JOB: Transcribe the listing exactly, leaving out every picture.

#####

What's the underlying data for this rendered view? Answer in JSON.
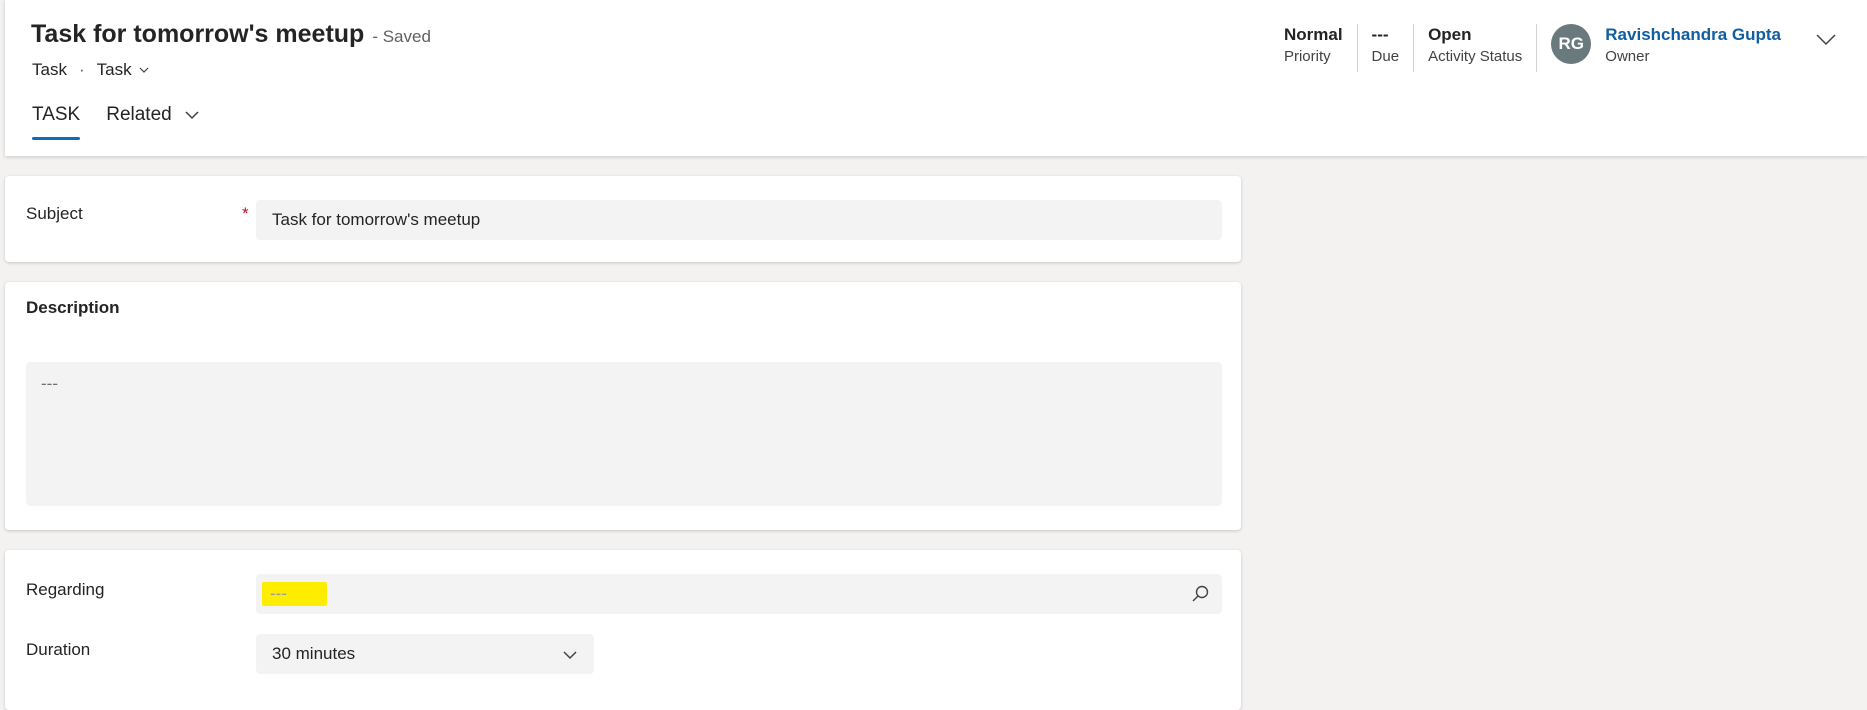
{
  "header": {
    "title": "Task for tomorrow's meetup",
    "save_status": "- Saved",
    "entity_name": "Task",
    "separator": "·",
    "form_name": "Task",
    "tabs": [
      {
        "label": "TASK",
        "active": true
      },
      {
        "label": "Related",
        "active": false
      }
    ],
    "fields": [
      {
        "value": "Normal",
        "label": "Priority"
      },
      {
        "value": "---",
        "label": "Due"
      },
      {
        "value": "Open",
        "label": "Activity Status"
      }
    ],
    "owner": {
      "initials": "RG",
      "name": "Ravishchandra Gupta",
      "label": "Owner"
    }
  },
  "form": {
    "subject": {
      "label": "Subject",
      "required_mark": "*",
      "value": "Task for tomorrow's meetup"
    },
    "description": {
      "section_title": "Description",
      "value": "---"
    },
    "regarding": {
      "label": "Regarding",
      "value": "---"
    },
    "duration": {
      "label": "Duration",
      "value": "30 minutes"
    }
  },
  "colors": {
    "accent": "#0f6cbd",
    "owner_link": "#115ea3",
    "avatar_bg": "#69797e",
    "required": "#c50f1f",
    "highlight": "#ffed00"
  }
}
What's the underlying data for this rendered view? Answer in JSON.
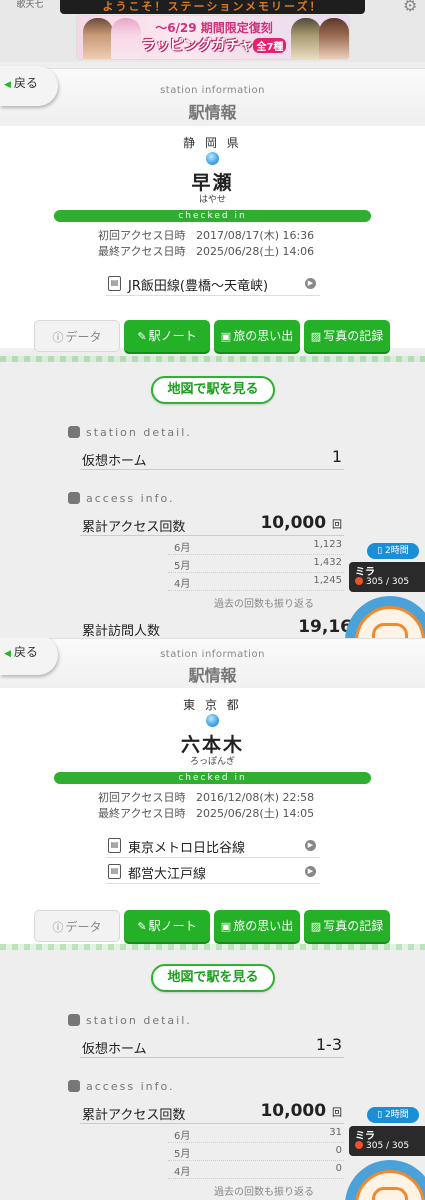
{
  "header": {
    "side_label": "歌天七",
    "ticker_text": "ようこそ！ステーションメモリーズ！",
    "banner": {
      "line1": "～6/29 期間限定復刻",
      "line2": "ラッピングガチャ",
      "tag": "全7種"
    }
  },
  "screens": [
    {
      "back_label": "戻る",
      "title_en": "station information",
      "title_jp": "駅情報",
      "prefecture": "静 岡 県",
      "station_name": "早瀬",
      "station_kana": "はやせ",
      "status": "checked in",
      "first_access_label": "初回アクセス日時",
      "first_access_value": "2017/08/17(木) 16:36",
      "last_access_label": "最終アクセス日時",
      "last_access_value": "2025/06/28(土) 14:06",
      "lines": [
        "JR飯田線(豊橋～天竜峡)"
      ],
      "tabs": {
        "data": "データ",
        "note": "駅ノート",
        "memories": "旅の思い出",
        "photos": "写真の記録"
      },
      "map_button": "地図で駅を見る",
      "detail_heading": "station detail.",
      "platform_label": "仮想ホーム",
      "platform_value": "1",
      "access_heading": "access info.",
      "total_access_label": "累計アクセス回数",
      "total_access_value": "10,000",
      "count_unit": "回",
      "monthly": [
        {
          "month": "6月",
          "count": "1,123"
        },
        {
          "month": "5月",
          "count": "1,432"
        },
        {
          "month": "4月",
          "count": "1,245"
        }
      ],
      "more_link": "過去の回数も振り返る",
      "visitors_label": "累計訪問人数",
      "visitors_value": "19,16"
    },
    {
      "back_label": "戻る",
      "title_en": "station information",
      "title_jp": "駅情報",
      "prefecture": "東 京 都",
      "station_name": "六本木",
      "station_kana": "ろっぽんぎ",
      "status": "checked in",
      "first_access_label": "初回アクセス日時",
      "first_access_value": "2016/12/08(木) 22:58",
      "last_access_label": "最終アクセス日時",
      "last_access_value": "2025/06/28(土) 14:05",
      "lines": [
        "東京メトロ日比谷線",
        "都営大江戸線"
      ],
      "tabs": {
        "data": "データ",
        "note": "駅ノート",
        "memories": "旅の思い出",
        "photos": "写真の記録"
      },
      "map_button": "地図で駅を見る",
      "detail_heading": "station detail.",
      "platform_label": "仮想ホーム",
      "platform_value": "1-3",
      "access_heading": "access info.",
      "total_access_label": "累計アクセス回数",
      "total_access_value": "10,000",
      "count_unit": "回",
      "monthly": [
        {
          "month": "6月",
          "count": "31"
        },
        {
          "month": "5月",
          "count": "0"
        },
        {
          "month": "4月",
          "count": "0"
        }
      ],
      "more_link": "過去の回数も振り返る"
    }
  ],
  "mira": {
    "time": "2時間",
    "name": "ミラ",
    "hp": "305 / 305"
  }
}
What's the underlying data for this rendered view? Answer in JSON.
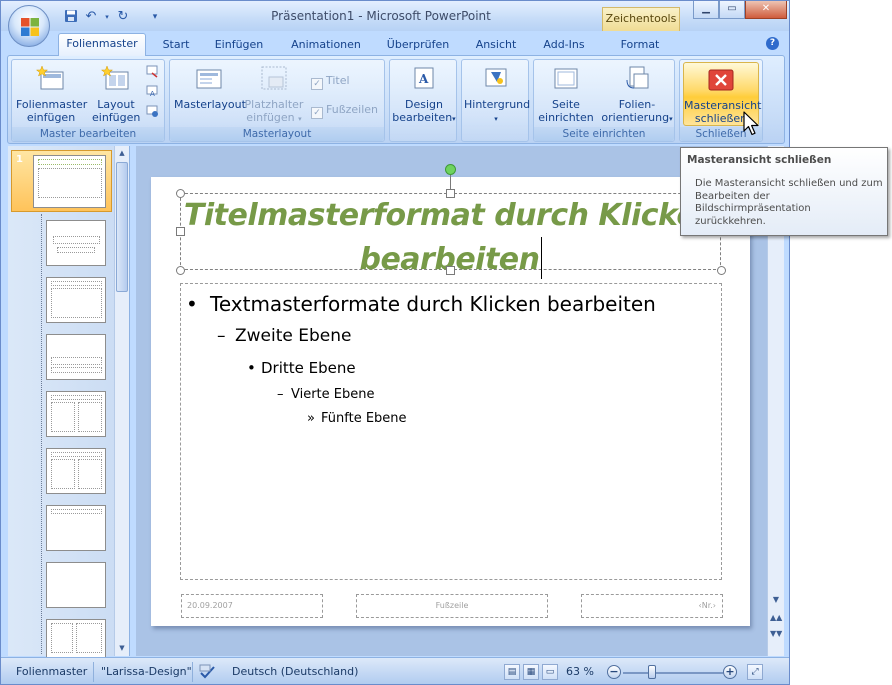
{
  "window": {
    "title_left": "Präsentation1",
    "title_sep": "-",
    "title_app": "Microsoft PowerPoint",
    "context_tab": "Zeichentools"
  },
  "tabs": [
    "Folienmaster",
    "Start",
    "Einfügen",
    "Animationen",
    "Überprüfen",
    "Ansicht",
    "Add-Ins",
    "Format"
  ],
  "ribbon": {
    "groups": {
      "master": "Master bearbeiten",
      "layout": "Masterlayout",
      "edit": "Seite einrichten",
      "close": "Schließen"
    },
    "buttons": {
      "insert_master": [
        "Folienmaster",
        "einfügen"
      ],
      "insert_layout": [
        "Layout",
        "einfügen"
      ],
      "masterlayout": "Masterlayout",
      "placeholder": [
        "Platzhalter",
        "einfügen"
      ],
      "title_check": "Titel",
      "footer_check": "Fußzeilen",
      "design": [
        "Design",
        "bearbeiten"
      ],
      "background": "Hintergrund",
      "page_setup": [
        "Seite",
        "einrichten"
      ],
      "orientation": [
        "Folien-",
        "orientierung"
      ],
      "close_master": [
        "Masteransicht",
        "schließen"
      ]
    }
  },
  "tooltip": {
    "title": "Masteransicht schließen",
    "description": "Die Masteransicht schließen und zum Bearbeiten der Bildschirmpräsentation zurückkehren."
  },
  "thumbnails": {
    "selected_number": "1"
  },
  "slide": {
    "title_line1": "Titelmasterformat durch Klicken",
    "title_line2": "bearbeiten",
    "levels": {
      "l1": "Textmasterformate durch Klicken bearbeiten",
      "l2": "Zweite Ebene",
      "l3": "Dritte Ebene",
      "l4": "Vierte Ebene",
      "l5": "Fünfte Ebene"
    },
    "bullets": {
      "l1": "•",
      "l2": "–",
      "l3": "•",
      "l4": "–",
      "l5": "»"
    },
    "footer_date": "20.09.2007",
    "footer_center": "Fußzeile",
    "footer_number": "‹Nr.›"
  },
  "statusbar": {
    "mode": "Folienmaster",
    "theme": "\"Larissa-Design\"",
    "language": "Deutsch (Deutschland)",
    "zoom": "63 %"
  },
  "colors": {
    "title_green": "#779a48",
    "ribbon_blue": "#bfdbff",
    "highlight": "#ffd866"
  },
  "icons": [
    "office-logo-icon",
    "save-icon",
    "undo-icon",
    "redo-icon",
    "spellcheck-icon",
    "close-red-x-icon",
    "help-icon"
  ]
}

#####

TASK SOLUTION:
What's the underlying data for this rendered view? Answer in JSON.
{
  "header": {
    "title": "Task for tomorrow's meetup",
    "save_status": "- Saved",
    "entity_name": "Task",
    "separator": "·",
    "form_name": "Task",
    "tabs": [
      {
        "label": "TASK",
        "active": true
      },
      {
        "label": "Related",
        "active": false
      }
    ],
    "fields": [
      {
        "value": "Normal",
        "label": "Priority"
      },
      {
        "value": "---",
        "label": "Due"
      },
      {
        "value": "Open",
        "label": "Activity Status"
      }
    ],
    "owner": {
      "initials": "RG",
      "name": "Ravishchandra Gupta",
      "label": "Owner"
    }
  },
  "form": {
    "subject": {
      "label": "Subject",
      "required_mark": "*",
      "value": "Task for tomorrow's meetup"
    },
    "description": {
      "section_title": "Description",
      "value": "---"
    },
    "regarding": {
      "label": "Regarding",
      "value": "---"
    },
    "duration": {
      "label": "Duration",
      "value": "30 minutes"
    }
  },
  "colors": {
    "accent": "#0f6cbd",
    "owner_link": "#115ea3",
    "avatar_bg": "#69797e",
    "required": "#c50f1f",
    "highlight": "#ffed00"
  }
}
What's the underlying data for this rendered view? Answer in JSON.
{
  "header": {
    "side_label": "歌天七",
    "ticker_text": "ようこそ！ステーションメモリーズ！",
    "banner": {
      "line1": "～6/29 期間限定復刻",
      "line2": "ラッピングガチャ",
      "tag": "全7種"
    }
  },
  "screens": [
    {
      "back_label": "戻る",
      "title_en": "station information",
      "title_jp": "駅情報",
      "prefecture": "静 岡 県",
      "station_name": "早瀬",
      "station_kana": "はやせ",
      "status": "checked in",
      "first_access_label": "初回アクセス日時",
      "first_access_value": "2017/08/17(木) 16:36",
      "last_access_label": "最終アクセス日時",
      "last_access_value": "2025/06/28(土) 14:06",
      "lines": [
        "JR飯田線(豊橋～天竜峡)"
      ],
      "tabs": {
        "data": "データ",
        "note": "駅ノート",
        "memories": "旅の思い出",
        "photos": "写真の記録"
      },
      "map_button": "地図で駅を見る",
      "detail_heading": "station detail.",
      "platform_label": "仮想ホーム",
      "platform_value": "1",
      "access_heading": "access info.",
      "total_access_label": "累計アクセス回数",
      "total_access_value": "10,000",
      "count_unit": "回",
      "monthly": [
        {
          "month": "6月",
          "count": "1,123"
        },
        {
          "month": "5月",
          "count": "1,432"
        },
        {
          "month": "4月",
          "count": "1,245"
        }
      ],
      "more_link": "過去の回数も振り返る",
      "visitors_label": "累計訪問人数",
      "visitors_value": "19,16"
    },
    {
      "back_label": "戻る",
      "title_en": "station information",
      "title_jp": "駅情報",
      "prefecture": "東 京 都",
      "station_name": "六本木",
      "station_kana": "ろっぽんぎ",
      "status": "checked in",
      "first_access_label": "初回アクセス日時",
      "first_access_value": "2016/12/08(木) 22:58",
      "last_access_label": "最終アクセス日時",
      "last_access_value": "2025/06/28(土) 14:05",
      "lines": [
        "東京メトロ日比谷線",
        "都営大江戸線"
      ],
      "tabs": {
        "data": "データ",
        "note": "駅ノート",
        "memories": "旅の思い出",
        "photos": "写真の記録"
      },
      "map_button": "地図で駅を見る",
      "detail_heading": "station detail.",
      "platform_label": "仮想ホーム",
      "platform_value": "1-3",
      "access_heading": "access info.",
      "total_access_label": "累計アクセス回数",
      "total_access_value": "10,000",
      "count_unit": "回",
      "monthly": [
        {
          "month": "6月",
          "count": "31"
        },
        {
          "month": "5月",
          "count": "0"
        },
        {
          "month": "4月",
          "count": "0"
        }
      ],
      "more_link": "過去の回数も振り返る"
    }
  ],
  "mira": {
    "time": "2時間",
    "name": "ミラ",
    "hp": "305 / 305"
  }
}
What's the underlying data for this rendered view? Answer in JSON.
{
  "window": {
    "title_left": "Präsentation1",
    "title_sep": "-",
    "title_app": "Microsoft PowerPoint",
    "context_tab": "Zeichentools"
  },
  "tabs": [
    "Folienmaster",
    "Start",
    "Einfügen",
    "Animationen",
    "Überprüfen",
    "Ansicht",
    "Add-Ins",
    "Format"
  ],
  "ribbon": {
    "groups": {
      "master": "Master bearbeiten",
      "layout": "Masterlayout",
      "edit": "Seite einrichten",
      "close": "Schließen"
    },
    "buttons": {
      "insert_master": [
        "Folienmaster",
        "einfügen"
      ],
      "insert_layout": [
        "Layout",
        "einfügen"
      ],
      "masterlayout": "Masterlayout",
      "placeholder": [
        "Platzhalter",
        "einfügen"
      ],
      "title_check": "Titel",
      "footer_check": "Fußzeilen",
      "design": [
        "Design",
        "bearbeiten"
      ],
      "background": "Hintergrund",
      "page_setup": [
        "Seite",
        "einrichten"
      ],
      "orientation": [
        "Folien-",
        "orientierung"
      ],
      "close_master": [
        "Masteransicht",
        "schließen"
      ]
    }
  },
  "tooltip": {
    "title": "Masteransicht schließen",
    "description": "Die Masteransicht schließen und zum Bearbeiten der Bildschirmpräsentation zurückkehren."
  },
  "thumbnails": {
    "selected_number": "1"
  },
  "slide": {
    "title_line1": "Titelmasterformat durch Klicken",
    "title_line2": "bearbeiten",
    "levels": {
      "l1": "Textmasterformate durch Klicken bearbeiten",
      "l2": "Zweite Ebene",
      "l3": "Dritte Ebene",
      "l4": "Vierte Ebene",
      "l5": "Fünfte Ebene"
    },
    "bullets": {
      "l1": "•",
      "l2": "–",
      "l3": "•",
      "l4": "–",
      "l5": "»"
    },
    "footer_date": "20.09.2007",
    "footer_center": "Fußzeile",
    "footer_number": "‹Nr.›"
  },
  "statusbar": {
    "mode": "Folienmaster",
    "theme": "\"Larissa-Design\"",
    "language": "Deutsch (Deutschland)",
    "zoom": "63 %"
  },
  "colors": {
    "title_green": "#779a48",
    "ribbon_blue": "#bfdbff",
    "highlight": "#ffd866"
  },
  "icons": [
    "office-logo-icon",
    "save-icon",
    "undo-icon",
    "redo-icon",
    "spellcheck-icon",
    "close-red-x-icon",
    "help-icon"
  ]
}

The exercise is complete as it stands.